● Collected data:
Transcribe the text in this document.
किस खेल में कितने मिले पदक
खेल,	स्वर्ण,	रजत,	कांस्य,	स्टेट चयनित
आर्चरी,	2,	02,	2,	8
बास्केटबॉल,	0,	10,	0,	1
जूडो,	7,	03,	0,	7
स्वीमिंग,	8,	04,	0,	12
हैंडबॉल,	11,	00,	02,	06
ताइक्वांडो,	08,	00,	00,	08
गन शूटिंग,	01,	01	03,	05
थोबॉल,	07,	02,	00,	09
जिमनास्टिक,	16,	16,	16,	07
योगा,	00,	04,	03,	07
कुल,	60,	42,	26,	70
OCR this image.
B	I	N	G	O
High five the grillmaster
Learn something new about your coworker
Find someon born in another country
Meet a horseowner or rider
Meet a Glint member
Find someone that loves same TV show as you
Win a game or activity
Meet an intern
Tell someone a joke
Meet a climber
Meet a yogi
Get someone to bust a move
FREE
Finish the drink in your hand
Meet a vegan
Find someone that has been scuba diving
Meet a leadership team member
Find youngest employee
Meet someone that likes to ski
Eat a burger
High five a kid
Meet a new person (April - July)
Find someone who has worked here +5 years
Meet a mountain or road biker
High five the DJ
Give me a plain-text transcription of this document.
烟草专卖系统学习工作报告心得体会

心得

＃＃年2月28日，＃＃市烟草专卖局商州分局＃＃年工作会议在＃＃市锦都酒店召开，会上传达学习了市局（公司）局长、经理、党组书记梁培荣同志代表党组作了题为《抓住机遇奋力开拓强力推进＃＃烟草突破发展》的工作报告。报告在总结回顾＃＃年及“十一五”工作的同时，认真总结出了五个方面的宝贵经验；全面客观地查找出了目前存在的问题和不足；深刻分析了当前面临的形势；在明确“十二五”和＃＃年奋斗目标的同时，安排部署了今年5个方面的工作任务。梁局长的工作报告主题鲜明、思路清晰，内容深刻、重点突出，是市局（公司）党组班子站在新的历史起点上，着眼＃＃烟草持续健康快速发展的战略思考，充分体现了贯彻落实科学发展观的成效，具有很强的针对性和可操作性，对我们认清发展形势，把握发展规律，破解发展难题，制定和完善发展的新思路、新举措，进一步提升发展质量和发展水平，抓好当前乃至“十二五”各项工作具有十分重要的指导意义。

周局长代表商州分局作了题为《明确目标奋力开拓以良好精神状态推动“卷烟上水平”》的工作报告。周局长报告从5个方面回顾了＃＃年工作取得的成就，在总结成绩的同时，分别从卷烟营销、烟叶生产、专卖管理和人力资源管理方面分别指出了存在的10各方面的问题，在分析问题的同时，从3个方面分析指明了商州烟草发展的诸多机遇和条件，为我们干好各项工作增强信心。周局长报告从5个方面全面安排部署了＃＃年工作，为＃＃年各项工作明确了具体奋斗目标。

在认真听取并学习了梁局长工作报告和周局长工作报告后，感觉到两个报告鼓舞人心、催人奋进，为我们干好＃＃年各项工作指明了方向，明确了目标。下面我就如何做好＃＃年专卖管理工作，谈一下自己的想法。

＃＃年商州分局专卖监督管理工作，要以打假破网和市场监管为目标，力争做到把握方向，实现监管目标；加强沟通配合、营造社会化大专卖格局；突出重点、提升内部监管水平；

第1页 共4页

● WHAT YOU ARE ASKED TO DO: Extract the data in full. Keep it word for word.

● SOLUTION:
Transcribe the text in this document.
किस खेल में कितने मिले पदक
खेल,	स्वर्ण,	रजत,	कांस्य,	स्टेट चयनित
आर्चरी,	2,	02,	2,	8
बास्केटबॉल,	0,	10,	0,	1
जूडो,	7,	03,	0,	7
स्वीमिंग,	8,	04,	0,	12
हैंडबॉल,	11,	00,	02,	06
ताइक्वांडो,	08,	00,	00,	08
गन शूटिंग,	01,	01	03,	05
थोबॉल,	07,	02,	00,	09
जिमनास्टिक,	16,	16,	16,	07
योगा,	00,	04,	03,	07
कुल,	60,	42,	26,	70
OCR this image.
B	I	N	G	O
High five the grillmaster
Learn something new about your coworker
Find someon born in another country
Meet a horseowner or rider
Meet a Glint member
Find someone that loves same TV show as you
Win a game or activity
Meet an intern
Tell someone a joke
Meet a climber
Meet a yogi
Get someone to bust a move
FREE
Finish the drink in your hand
Meet a vegan
Find someone that has been scuba diving
Meet a leadership team member
Find youngest employee
Meet someone that likes to ski
Eat a burger
High five a kid
Meet a new person (April - July)
Find someone who has worked here +5 years
Meet a mountain or road biker
High five the DJ
Give me a plain-text transcription of this document.
烟草专卖系统学习工作报告心得体会

心得

＃＃年2月28日，＃＃市烟草专卖局商州分局＃＃年工作会议在＃＃市锦都酒店召开，会上传达学习了市局（公司）局长、经理、党组书记梁培荣同志代表党组作了题为《抓住机遇奋力开拓强力推进＃＃烟草突破发展》的工作报告。报告在总结回顾＃＃年及“十一五”工作的同时，认真总结出了五个方面的宝贵经验；全面客观地查找出了目前存在的问题和不足；深刻分析了当前面临的形势；在明确“十二五”和＃＃年奋斗目标的同时，安排部署了今年5个方面的工作任务。梁局长的工作报告主题鲜明、思路清晰，内容深刻、重点突出，是市局（公司）党组班子站在新的历史起点上，着眼＃＃烟草持续健康快速发展的战略思考，充分体现了贯彻落实科学发展观的成效，具有很强的针对性和可操作性，对我们认清发展形势，把握发展规律，破解发展难题，制定和完善发展的新思路、新举措，进一步提升发展质量和发展水平，抓好当前乃至“十二五”各项工作具有十分重要的指导意义。

周局长代表商州分局作了题为《明确目标奋力开拓以良好精神状态推动“卷烟上水平”》的工作报告。周局长报告从5个方面回顾了＃＃年工作取得的成就，在总结成绩的同时，分别从卷烟营销、烟叶生产、专卖管理和人力资源管理方面分别指出了存在的10各方面的问题，在分析问题的同时，从3个方面分析指明了商州烟草发展的诸多机遇和条件，为我们干好各项工作增强信心。周局长报告从5个方面全面安排部署了＃＃年工作，为＃＃年各项工作明确了具体奋斗目标。

在认真听取并学习了梁局长工作报告和周局长工作报告后，感觉到两个报告鼓舞人心、催人奋进，为我们干好＃＃年各项工作指明了方向，明确了目标。下面我就如何做好＃＃年专卖管理工作，谈一下自己的想法。

＃＃年商州分局专卖监督管理工作，要以打假破网和市场监管为目标，力争做到把握方向，实现监管目标；加强沟通配合、营造社会化大专卖格局；突出重点、提升内部监管水平；

第1页 共4页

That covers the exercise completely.